Rows from a dataset:
## Start
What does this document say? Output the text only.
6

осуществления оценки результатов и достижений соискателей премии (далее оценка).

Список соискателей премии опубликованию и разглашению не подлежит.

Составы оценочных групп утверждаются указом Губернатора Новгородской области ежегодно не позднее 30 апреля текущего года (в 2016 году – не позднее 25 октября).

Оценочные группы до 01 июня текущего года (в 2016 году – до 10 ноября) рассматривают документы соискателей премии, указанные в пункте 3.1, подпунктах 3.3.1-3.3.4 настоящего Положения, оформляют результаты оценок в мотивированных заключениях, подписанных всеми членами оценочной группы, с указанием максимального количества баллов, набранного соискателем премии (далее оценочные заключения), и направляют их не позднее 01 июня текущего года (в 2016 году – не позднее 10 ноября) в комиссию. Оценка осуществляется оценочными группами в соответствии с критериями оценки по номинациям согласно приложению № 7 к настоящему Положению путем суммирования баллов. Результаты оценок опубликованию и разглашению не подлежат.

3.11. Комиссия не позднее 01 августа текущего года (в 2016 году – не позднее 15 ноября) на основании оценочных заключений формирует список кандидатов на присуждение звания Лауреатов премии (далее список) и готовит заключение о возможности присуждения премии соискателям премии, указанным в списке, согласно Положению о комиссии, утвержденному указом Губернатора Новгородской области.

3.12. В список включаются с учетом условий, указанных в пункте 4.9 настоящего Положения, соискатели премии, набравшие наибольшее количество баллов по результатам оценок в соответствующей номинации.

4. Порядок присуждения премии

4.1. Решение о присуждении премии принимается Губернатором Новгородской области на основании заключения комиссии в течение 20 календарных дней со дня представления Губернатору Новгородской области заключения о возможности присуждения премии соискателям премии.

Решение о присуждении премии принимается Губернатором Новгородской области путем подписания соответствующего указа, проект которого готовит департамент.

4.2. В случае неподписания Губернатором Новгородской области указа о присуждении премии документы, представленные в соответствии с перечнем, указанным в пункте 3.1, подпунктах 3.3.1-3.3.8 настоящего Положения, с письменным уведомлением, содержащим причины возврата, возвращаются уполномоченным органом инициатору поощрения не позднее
## End
Task directions: Quote all the records exactly, please, leaving none out.

Result of this exercise:
What does this document say? Output the text only.
6

осуществления оценки результатов и достижений соискателей премии (далее оценка).

Список соискателей премии опубликованию и разглашению не подлежит.

Составы оценочных групп утверждаются указом Губернатора Новгородской области ежегодно не позднее 30 апреля текущего года (в 2016 году – не позднее 25 октября).

Оценочные группы до 01 июня текущего года (в 2016 году – до 10 ноября) рассматривают документы соискателей премии, указанные в пункте 3.1, подпунктах 3.3.1-3.3.4 настоящего Положения, оформляют результаты оценок в мотивированных заключениях, подписанных всеми членами оценочной группы, с указанием максимального количества баллов, набранного соискателем премии (далее оценочные заключения), и направляют их не позднее 01 июня текущего года (в 2016 году – не позднее 10 ноября) в комиссию. Оценка осуществляется оценочными группами в соответствии с критериями оценки по номинациям согласно приложению № 7 к настоящему Положению путем суммирования баллов. Результаты оценок опубликованию и разглашению не подлежат.

3.11. Комиссия не позднее 01 августа текущего года (в 2016 году – не позднее 15 ноября) на основании оценочных заключений формирует список кандидатов на присуждение звания Лауреатов премии (далее список) и готовит заключение о возможности присуждения премии соискателям премии, указанным в списке, согласно Положению о комиссии, утвержденному указом Губернатора Новгородской области.

3.12. В список включаются с учетом условий, указанных в пункте 4.9 настоящего Положения, соискатели премии, набравшие наибольшее количество баллов по результатам оценок в соответствующей номинации.

4. Порядок присуждения премии

4.1. Решение о присуждении премии принимается Губернатором Новгородской области на основании заключения комиссии в течение 20 календарных дней со дня представления Губернатору Новгородской области заключения о возможности присуждения премии соискателям премии.

Решение о присуждении премии принимается Губернатором Новгородской области путем подписания соответствующего указа, проект которого готовит департамент.

4.2. В случае неподписания Губернатором Новгородской области указа о присуждении премии документы, представленные в соответствии с перечнем, указанным в пункте 3.1, подпунктах 3.3.1-3.3.8 настоящего Положения, с письменным уведомлением, содержащим причины возврата, возвращаются уполномоченным органом инициатору поощрения не позднее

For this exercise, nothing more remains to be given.